__TASK DESCRIPTION__
Show all lines of the listing that hold the word "UNIVERSAL".

__MATERIALS PROVIDED__
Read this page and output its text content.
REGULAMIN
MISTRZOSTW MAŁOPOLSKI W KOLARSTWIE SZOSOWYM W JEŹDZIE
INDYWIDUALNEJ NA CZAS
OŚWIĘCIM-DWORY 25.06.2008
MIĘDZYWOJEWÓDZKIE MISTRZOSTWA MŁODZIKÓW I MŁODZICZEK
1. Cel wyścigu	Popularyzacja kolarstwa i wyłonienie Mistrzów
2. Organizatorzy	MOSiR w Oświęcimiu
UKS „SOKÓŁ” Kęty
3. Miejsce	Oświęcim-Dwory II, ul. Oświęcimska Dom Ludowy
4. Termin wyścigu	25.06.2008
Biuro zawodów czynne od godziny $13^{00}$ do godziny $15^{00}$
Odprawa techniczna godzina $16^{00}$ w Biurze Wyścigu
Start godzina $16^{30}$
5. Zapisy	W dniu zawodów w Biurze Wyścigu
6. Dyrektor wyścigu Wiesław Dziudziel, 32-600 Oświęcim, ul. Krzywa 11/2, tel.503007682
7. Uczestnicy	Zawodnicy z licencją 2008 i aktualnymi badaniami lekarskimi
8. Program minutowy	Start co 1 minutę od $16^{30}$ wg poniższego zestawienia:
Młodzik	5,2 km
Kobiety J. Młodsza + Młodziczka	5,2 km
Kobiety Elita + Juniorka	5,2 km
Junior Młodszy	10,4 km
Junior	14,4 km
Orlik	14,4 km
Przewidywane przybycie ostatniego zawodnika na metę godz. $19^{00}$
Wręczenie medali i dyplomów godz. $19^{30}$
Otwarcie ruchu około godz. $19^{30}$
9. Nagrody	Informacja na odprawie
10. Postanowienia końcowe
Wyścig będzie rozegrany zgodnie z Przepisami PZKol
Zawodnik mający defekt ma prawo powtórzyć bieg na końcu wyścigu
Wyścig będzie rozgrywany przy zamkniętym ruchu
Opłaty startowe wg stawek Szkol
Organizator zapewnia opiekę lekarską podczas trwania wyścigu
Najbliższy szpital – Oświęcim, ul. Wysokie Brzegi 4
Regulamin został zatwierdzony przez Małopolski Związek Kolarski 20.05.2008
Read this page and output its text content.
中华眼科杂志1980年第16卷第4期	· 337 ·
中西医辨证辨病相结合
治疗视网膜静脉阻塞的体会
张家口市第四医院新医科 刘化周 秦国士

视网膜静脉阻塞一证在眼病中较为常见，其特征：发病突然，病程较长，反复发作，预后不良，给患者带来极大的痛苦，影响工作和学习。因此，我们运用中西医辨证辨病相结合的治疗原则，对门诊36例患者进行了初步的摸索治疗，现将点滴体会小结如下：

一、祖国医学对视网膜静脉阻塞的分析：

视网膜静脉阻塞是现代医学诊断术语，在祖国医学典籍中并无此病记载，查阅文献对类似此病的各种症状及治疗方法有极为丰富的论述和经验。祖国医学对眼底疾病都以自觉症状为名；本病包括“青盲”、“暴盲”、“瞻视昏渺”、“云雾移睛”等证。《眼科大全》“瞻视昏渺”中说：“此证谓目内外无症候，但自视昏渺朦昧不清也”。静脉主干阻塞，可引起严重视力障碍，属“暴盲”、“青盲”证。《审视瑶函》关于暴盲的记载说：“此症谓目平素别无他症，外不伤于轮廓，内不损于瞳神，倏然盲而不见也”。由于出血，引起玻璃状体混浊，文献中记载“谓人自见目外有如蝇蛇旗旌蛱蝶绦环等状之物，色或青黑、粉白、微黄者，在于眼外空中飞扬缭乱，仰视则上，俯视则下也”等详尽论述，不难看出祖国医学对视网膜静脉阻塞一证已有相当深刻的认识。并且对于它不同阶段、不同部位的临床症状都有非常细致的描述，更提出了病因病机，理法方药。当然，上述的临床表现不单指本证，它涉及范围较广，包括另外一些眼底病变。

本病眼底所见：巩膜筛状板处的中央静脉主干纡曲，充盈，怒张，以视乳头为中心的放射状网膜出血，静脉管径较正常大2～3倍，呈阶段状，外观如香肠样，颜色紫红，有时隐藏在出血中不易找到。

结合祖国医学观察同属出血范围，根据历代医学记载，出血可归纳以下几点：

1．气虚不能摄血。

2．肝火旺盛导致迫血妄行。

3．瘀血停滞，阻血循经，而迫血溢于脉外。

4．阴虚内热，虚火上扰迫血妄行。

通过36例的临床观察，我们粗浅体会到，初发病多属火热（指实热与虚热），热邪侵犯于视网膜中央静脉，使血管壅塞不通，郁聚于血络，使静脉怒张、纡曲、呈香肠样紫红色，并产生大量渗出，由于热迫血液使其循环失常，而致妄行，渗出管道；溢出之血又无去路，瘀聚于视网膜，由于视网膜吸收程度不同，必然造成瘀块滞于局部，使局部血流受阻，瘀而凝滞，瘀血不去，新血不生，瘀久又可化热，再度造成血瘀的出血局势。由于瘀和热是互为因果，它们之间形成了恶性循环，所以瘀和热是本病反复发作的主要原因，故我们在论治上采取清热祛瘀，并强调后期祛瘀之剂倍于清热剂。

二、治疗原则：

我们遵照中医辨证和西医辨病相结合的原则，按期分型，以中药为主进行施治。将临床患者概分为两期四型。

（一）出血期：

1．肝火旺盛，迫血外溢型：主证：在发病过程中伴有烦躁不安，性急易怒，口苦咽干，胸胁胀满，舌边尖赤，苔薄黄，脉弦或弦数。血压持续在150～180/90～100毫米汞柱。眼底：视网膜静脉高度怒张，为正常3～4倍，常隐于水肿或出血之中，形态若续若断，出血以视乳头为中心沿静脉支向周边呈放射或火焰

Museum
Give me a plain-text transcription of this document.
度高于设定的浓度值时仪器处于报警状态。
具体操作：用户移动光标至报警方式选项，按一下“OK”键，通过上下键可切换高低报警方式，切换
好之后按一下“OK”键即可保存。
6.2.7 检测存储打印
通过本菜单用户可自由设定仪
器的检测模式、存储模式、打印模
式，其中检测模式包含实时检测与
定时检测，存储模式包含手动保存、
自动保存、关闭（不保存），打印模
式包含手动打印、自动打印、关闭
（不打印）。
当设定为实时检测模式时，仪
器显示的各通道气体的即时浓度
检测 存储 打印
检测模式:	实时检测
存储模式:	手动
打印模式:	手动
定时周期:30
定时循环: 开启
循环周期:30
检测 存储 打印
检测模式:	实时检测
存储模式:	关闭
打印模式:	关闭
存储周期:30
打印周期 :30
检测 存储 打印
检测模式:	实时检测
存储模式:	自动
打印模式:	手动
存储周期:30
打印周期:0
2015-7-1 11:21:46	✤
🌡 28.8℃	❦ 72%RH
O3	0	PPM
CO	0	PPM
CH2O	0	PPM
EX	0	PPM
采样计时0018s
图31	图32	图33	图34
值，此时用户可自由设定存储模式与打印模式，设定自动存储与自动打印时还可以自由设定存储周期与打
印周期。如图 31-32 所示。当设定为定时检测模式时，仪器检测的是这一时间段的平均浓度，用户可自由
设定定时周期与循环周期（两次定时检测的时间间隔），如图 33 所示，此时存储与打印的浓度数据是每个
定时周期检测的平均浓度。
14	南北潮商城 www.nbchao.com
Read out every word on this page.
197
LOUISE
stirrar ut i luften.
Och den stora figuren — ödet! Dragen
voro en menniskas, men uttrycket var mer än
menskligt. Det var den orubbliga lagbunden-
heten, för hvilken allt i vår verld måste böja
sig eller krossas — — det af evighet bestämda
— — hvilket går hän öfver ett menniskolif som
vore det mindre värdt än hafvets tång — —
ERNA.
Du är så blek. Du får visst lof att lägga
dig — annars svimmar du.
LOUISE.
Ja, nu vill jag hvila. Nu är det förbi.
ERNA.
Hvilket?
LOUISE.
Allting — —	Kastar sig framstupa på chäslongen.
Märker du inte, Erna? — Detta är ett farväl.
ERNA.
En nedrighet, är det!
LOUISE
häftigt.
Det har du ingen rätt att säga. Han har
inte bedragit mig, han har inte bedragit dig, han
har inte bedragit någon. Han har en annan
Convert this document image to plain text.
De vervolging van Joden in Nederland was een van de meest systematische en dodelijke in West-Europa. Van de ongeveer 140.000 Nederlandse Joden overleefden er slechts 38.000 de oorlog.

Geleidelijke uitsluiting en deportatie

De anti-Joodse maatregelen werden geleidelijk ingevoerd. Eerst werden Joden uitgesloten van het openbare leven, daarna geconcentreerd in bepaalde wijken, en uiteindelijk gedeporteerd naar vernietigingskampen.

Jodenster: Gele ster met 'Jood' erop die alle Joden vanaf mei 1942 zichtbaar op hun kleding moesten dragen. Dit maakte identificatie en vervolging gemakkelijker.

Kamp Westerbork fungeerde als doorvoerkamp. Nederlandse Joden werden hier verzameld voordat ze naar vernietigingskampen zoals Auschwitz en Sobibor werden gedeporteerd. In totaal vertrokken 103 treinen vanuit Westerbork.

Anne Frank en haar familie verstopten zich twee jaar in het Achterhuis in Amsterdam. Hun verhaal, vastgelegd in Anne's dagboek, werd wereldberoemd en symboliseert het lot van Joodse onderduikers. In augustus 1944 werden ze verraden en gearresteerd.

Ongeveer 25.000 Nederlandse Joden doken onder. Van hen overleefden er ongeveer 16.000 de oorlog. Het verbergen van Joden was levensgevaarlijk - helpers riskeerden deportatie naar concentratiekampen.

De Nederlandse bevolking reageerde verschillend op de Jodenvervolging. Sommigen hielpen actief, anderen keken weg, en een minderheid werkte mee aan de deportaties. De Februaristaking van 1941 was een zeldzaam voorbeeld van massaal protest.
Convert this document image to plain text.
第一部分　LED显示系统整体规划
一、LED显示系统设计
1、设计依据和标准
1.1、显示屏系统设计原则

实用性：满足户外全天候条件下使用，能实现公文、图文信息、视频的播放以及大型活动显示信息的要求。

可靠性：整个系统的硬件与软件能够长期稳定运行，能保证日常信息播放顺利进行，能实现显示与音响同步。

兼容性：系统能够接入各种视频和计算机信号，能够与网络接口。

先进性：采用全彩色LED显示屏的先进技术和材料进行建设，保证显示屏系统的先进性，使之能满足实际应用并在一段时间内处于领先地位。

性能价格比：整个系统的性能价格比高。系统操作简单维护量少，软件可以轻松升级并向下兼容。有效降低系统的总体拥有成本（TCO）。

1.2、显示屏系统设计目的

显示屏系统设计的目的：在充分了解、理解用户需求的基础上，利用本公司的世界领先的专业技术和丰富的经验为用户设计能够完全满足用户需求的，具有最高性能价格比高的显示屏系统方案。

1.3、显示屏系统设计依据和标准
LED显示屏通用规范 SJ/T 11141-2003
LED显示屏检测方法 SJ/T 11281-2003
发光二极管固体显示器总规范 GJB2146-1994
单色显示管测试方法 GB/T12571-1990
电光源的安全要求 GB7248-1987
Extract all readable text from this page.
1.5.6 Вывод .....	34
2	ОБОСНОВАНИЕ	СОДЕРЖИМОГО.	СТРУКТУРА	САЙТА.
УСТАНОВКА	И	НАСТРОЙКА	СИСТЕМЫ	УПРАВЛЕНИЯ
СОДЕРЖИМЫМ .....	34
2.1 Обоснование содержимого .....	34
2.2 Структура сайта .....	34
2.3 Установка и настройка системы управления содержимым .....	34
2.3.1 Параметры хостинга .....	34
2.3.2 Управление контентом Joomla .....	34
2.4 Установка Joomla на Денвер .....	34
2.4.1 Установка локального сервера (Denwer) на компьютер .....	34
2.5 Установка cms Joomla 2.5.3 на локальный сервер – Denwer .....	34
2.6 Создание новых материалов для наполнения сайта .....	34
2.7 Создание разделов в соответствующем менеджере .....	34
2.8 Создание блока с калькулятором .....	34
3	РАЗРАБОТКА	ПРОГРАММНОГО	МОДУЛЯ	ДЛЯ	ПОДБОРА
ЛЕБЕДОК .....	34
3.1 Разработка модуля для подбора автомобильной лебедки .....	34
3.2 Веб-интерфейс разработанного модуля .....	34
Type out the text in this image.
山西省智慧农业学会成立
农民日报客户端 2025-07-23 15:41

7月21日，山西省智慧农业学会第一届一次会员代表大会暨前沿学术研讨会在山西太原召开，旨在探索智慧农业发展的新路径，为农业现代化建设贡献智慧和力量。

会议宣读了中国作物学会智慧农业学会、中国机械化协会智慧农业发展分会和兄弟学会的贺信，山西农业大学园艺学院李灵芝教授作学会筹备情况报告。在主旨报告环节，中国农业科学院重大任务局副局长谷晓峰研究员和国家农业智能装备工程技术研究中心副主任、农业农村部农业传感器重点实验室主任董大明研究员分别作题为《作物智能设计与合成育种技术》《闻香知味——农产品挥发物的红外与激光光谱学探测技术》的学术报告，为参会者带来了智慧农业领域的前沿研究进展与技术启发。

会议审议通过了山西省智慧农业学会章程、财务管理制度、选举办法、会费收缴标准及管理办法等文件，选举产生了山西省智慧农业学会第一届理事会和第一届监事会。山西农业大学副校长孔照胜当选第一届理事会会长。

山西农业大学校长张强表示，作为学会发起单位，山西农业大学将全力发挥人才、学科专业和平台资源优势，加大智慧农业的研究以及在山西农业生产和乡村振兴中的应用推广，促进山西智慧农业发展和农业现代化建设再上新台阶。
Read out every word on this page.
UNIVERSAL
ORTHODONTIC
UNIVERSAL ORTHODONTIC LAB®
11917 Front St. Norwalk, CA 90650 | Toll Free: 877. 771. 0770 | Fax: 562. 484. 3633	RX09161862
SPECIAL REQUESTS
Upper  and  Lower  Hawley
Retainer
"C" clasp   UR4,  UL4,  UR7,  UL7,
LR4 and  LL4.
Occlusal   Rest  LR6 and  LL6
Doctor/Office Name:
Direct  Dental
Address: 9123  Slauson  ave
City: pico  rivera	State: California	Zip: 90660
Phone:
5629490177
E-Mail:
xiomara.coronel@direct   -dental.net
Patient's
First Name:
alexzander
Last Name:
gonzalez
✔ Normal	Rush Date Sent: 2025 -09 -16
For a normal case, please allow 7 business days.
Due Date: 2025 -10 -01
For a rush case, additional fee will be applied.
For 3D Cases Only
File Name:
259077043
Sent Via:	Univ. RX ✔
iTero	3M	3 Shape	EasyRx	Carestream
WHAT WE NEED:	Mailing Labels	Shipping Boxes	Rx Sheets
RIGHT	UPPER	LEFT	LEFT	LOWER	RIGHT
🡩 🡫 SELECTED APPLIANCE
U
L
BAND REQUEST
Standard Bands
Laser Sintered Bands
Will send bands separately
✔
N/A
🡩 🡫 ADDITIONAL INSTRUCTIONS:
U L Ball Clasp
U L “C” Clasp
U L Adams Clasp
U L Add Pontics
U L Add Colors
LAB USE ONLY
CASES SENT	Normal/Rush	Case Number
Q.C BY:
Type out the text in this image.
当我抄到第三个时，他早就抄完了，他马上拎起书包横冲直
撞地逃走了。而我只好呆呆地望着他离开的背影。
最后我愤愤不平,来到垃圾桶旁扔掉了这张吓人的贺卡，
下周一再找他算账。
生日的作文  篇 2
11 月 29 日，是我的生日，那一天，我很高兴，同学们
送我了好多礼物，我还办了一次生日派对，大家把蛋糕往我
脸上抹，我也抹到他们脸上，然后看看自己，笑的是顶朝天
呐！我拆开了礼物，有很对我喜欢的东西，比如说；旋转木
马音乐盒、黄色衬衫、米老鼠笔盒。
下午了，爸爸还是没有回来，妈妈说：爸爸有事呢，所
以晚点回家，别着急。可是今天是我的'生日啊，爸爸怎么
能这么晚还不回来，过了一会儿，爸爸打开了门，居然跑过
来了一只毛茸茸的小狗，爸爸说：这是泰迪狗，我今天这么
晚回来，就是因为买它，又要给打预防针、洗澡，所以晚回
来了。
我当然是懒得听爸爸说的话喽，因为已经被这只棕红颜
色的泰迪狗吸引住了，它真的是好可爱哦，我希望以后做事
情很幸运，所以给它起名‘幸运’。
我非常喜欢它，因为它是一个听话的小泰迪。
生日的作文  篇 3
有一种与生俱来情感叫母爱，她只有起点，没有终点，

__CORRECT RESPONSE__
UNIVERSAL
UNIVERSAL ORTHODONTIC LAB®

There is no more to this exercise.